# TASK INPUTS
-=-=-=-=-
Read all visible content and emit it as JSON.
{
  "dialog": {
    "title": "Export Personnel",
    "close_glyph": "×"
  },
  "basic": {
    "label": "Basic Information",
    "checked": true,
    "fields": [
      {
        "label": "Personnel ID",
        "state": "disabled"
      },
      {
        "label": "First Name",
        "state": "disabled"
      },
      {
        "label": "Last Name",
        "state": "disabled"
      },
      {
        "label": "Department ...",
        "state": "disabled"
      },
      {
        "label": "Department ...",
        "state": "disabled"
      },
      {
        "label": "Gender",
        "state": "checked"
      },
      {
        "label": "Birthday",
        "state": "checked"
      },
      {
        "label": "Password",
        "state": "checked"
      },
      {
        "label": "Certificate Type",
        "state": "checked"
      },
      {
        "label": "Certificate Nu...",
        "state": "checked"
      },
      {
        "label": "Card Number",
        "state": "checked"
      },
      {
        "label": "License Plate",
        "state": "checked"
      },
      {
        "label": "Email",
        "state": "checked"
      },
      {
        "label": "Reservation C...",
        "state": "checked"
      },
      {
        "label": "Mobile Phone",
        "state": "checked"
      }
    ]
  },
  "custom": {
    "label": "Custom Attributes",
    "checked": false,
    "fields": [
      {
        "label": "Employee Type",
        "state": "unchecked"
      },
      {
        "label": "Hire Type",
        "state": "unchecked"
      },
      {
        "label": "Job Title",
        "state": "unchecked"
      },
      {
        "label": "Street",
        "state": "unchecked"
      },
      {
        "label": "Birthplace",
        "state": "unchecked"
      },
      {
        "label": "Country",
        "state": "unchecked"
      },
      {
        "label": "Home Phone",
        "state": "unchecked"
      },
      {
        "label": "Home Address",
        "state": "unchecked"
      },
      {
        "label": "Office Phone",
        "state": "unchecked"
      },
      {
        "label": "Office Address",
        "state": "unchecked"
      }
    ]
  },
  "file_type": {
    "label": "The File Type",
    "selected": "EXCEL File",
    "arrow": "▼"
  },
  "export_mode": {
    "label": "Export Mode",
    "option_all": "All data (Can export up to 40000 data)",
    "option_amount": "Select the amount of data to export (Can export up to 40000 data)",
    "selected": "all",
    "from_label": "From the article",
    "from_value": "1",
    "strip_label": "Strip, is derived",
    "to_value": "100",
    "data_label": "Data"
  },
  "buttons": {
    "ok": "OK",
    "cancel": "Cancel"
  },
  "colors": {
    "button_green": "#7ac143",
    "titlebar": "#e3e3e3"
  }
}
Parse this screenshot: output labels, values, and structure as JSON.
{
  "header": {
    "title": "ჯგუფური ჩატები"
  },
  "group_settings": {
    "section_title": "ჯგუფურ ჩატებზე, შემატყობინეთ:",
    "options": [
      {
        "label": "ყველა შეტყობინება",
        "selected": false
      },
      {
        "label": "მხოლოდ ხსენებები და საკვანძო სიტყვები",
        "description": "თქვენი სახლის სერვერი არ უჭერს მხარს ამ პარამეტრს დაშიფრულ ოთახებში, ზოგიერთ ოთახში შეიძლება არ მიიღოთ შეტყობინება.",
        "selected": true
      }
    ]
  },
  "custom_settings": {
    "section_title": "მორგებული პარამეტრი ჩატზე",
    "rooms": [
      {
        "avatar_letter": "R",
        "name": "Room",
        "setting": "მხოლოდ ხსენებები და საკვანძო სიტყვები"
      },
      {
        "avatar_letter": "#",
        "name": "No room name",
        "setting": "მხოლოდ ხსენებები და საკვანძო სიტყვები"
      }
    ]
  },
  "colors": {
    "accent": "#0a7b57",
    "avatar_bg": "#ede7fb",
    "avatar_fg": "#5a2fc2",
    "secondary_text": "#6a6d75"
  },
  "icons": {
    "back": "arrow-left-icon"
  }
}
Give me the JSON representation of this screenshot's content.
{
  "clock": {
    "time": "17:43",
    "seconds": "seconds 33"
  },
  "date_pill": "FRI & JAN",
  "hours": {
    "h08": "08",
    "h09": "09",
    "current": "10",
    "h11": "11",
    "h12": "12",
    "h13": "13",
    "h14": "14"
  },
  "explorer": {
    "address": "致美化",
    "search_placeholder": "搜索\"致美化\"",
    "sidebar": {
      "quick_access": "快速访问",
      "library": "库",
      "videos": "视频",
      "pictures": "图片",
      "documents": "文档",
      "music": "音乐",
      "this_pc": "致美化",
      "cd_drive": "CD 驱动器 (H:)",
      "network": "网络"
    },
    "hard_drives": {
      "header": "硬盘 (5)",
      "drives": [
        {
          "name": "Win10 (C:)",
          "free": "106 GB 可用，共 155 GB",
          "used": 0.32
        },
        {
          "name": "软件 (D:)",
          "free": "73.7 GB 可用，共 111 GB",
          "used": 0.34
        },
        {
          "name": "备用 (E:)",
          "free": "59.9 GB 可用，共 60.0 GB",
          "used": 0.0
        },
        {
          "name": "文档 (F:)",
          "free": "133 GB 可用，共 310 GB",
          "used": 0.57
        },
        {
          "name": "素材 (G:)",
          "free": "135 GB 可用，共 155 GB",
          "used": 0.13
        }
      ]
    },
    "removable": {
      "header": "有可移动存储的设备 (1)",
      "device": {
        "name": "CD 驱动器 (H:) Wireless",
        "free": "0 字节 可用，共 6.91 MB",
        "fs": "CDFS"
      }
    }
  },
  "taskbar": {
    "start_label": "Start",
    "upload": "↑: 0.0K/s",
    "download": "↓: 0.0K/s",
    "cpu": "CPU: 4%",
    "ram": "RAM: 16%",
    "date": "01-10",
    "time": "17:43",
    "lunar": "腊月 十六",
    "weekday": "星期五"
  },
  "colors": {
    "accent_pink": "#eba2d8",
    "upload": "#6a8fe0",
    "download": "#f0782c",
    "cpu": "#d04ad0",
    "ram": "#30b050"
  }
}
-=-=-=-=-
# PROBLEM STATEMENT
All of the data above should be transcribed exactly.

# REPLY TO THE TASK
Read all visible content and emit it as JSON.
{
  "dialog": {
    "title": "Export Personnel",
    "close_glyph": "×"
  },
  "basic": {
    "label": "Basic Information",
    "checked": true,
    "fields": [
      {
        "label": "Personnel ID",
        "state": "disabled"
      },
      {
        "label": "First Name",
        "state": "disabled"
      },
      {
        "label": "Last Name",
        "state": "disabled"
      },
      {
        "label": "Department ...",
        "state": "disabled"
      },
      {
        "label": "Department ...",
        "state": "disabled"
      },
      {
        "label": "Gender",
        "state": "checked"
      },
      {
        "label": "Birthday",
        "state": "checked"
      },
      {
        "label": "Password",
        "state": "checked"
      },
      {
        "label": "Certificate Type",
        "state": "checked"
      },
      {
        "label": "Certificate Nu...",
        "state": "checked"
      },
      {
        "label": "Card Number",
        "state": "checked"
      },
      {
        "label": "License Plate",
        "state": "checked"
      },
      {
        "label": "Email",
        "state": "checked"
      },
      {
        "label": "Reservation C...",
        "state": "checked"
      },
      {
        "label": "Mobile Phone",
        "state": "checked"
      }
    ]
  },
  "custom": {
    "label": "Custom Attributes",
    "checked": false,
    "fields": [
      {
        "label": "Employee Type",
        "state": "unchecked"
      },
      {
        "label": "Hire Type",
        "state": "unchecked"
      },
      {
        "label": "Job Title",
        "state": "unchecked"
      },
      {
        "label": "Street",
        "state": "unchecked"
      },
      {
        "label": "Birthplace",
        "state": "unchecked"
      },
      {
        "label": "Country",
        "state": "unchecked"
      },
      {
        "label": "Home Phone",
        "state": "unchecked"
      },
      {
        "label": "Home Address",
        "state": "unchecked"
      },
      {
        "label": "Office Phone",
        "state": "unchecked"
      },
      {
        "label": "Office Address",
        "state": "unchecked"
      }
    ]
  },
  "file_type": {
    "label": "The File Type",
    "selected": "EXCEL File",
    "arrow": "▼"
  },
  "export_mode": {
    "label": "Export Mode",
    "option_all": "All data (Can export up to 40000 data)",
    "option_amount": "Select the amount of data to export (Can export up to 40000 data)",
    "selected": "all",
    "from_label": "From the article",
    "from_value": "1",
    "strip_label": "Strip, is derived",
    "to_value": "100",
    "data_label": "Data"
  },
  "buttons": {
    "ok": "OK",
    "cancel": "Cancel"
  },
  "colors": {
    "button_green": "#7ac143",
    "titlebar": "#e3e3e3"
  }
}
Parse this screenshot: output labels, values, and structure as JSON.
{
  "header": {
    "title": "ჯგუფური ჩატები"
  },
  "group_settings": {
    "section_title": "ჯგუფურ ჩატებზე, შემატყობინეთ:",
    "options": [
      {
        "label": "ყველა შეტყობინება",
        "selected": false
      },
      {
        "label": "მხოლოდ ხსენებები და საკვანძო სიტყვები",
        "description": "თქვენი სახლის სერვერი არ უჭერს მხარს ამ პარამეტრს დაშიფრულ ოთახებში, ზოგიერთ ოთახში შეიძლება არ მიიღოთ შეტყობინება.",
        "selected": true
      }
    ]
  },
  "custom_settings": {
    "section_title": "მორგებული პარამეტრი ჩატზე",
    "rooms": [
      {
        "avatar_letter": "R",
        "name": "Room",
        "setting": "მხოლოდ ხსენებები და საკვანძო სიტყვები"
      },
      {
        "avatar_letter": "#",
        "name": "No room name",
        "setting": "მხოლოდ ხსენებები და საკვანძო სიტყვები"
      }
    ]
  },
  "colors": {
    "accent": "#0a7b57",
    "avatar_bg": "#ede7fb",
    "avatar_fg": "#5a2fc2",
    "secondary_text": "#6a6d75"
  },
  "icons": {
    "back": "arrow-left-icon"
  }
}
Give me the JSON representation of this screenshot's content.
{
  "clock": {
    "time": "17:43",
    "seconds": "seconds 33"
  },
  "date_pill": "FRI & JAN",
  "hours": {
    "h08": "08",
    "h09": "09",
    "current": "10",
    "h11": "11",
    "h12": "12",
    "h13": "13",
    "h14": "14"
  },
  "explorer": {
    "address": "致美化",
    "search_placeholder": "搜索\"致美化\"",
    "sidebar": {
      "quick_access": "快速访问",
      "library": "库",
      "videos": "视频",
      "pictures": "图片",
      "documents": "文档",
      "music": "音乐",
      "this_pc": "致美化",
      "cd_drive": "CD 驱动器 (H:)",
      "network": "网络"
    },
    "hard_drives": {
      "header": "硬盘 (5)",
      "drives": [
        {
          "name": "Win10 (C:)",
          "free": "106 GB 可用，共 155 GB",
          "used": 0.32
        },
        {
          "name": "软件 (D:)",
          "free": "73.7 GB 可用，共 111 GB",
          "used": 0.34
        },
        {
          "name": "备用 (E:)",
          "free": "59.9 GB 可用，共 60.0 GB",
          "used": 0.0
        },
        {
          "name": "文档 (F:)",
          "free": "133 GB 可用，共 310 GB",
          "used": 0.57
        },
        {
          "name": "素材 (G:)",
          "free": "135 GB 可用，共 155 GB",
          "used": 0.13
        }
      ]
    },
    "removable": {
      "header": "有可移动存储的设备 (1)",
      "device": {
        "name": "CD 驱动器 (H:) Wireless",
        "free": "0 字节 可用，共 6.91 MB",
        "fs": "CDFS"
      }
    }
  },
  "taskbar": {
    "start_label": "Start",
    "upload": "↑: 0.0K/s",
    "download": "↓: 0.0K/s",
    "cpu": "CPU: 4%",
    "ram": "RAM: 16%",
    "date": "01-10",
    "time": "17:43",
    "lunar": "腊月 十六",
    "weekday": "星期五"
  },
  "colors": {
    "accent_pink": "#eba2d8",
    "upload": "#6a8fe0",
    "download": "#f0782c",
    "cpu": "#d04ad0",
    "ram": "#30b050"
  }
}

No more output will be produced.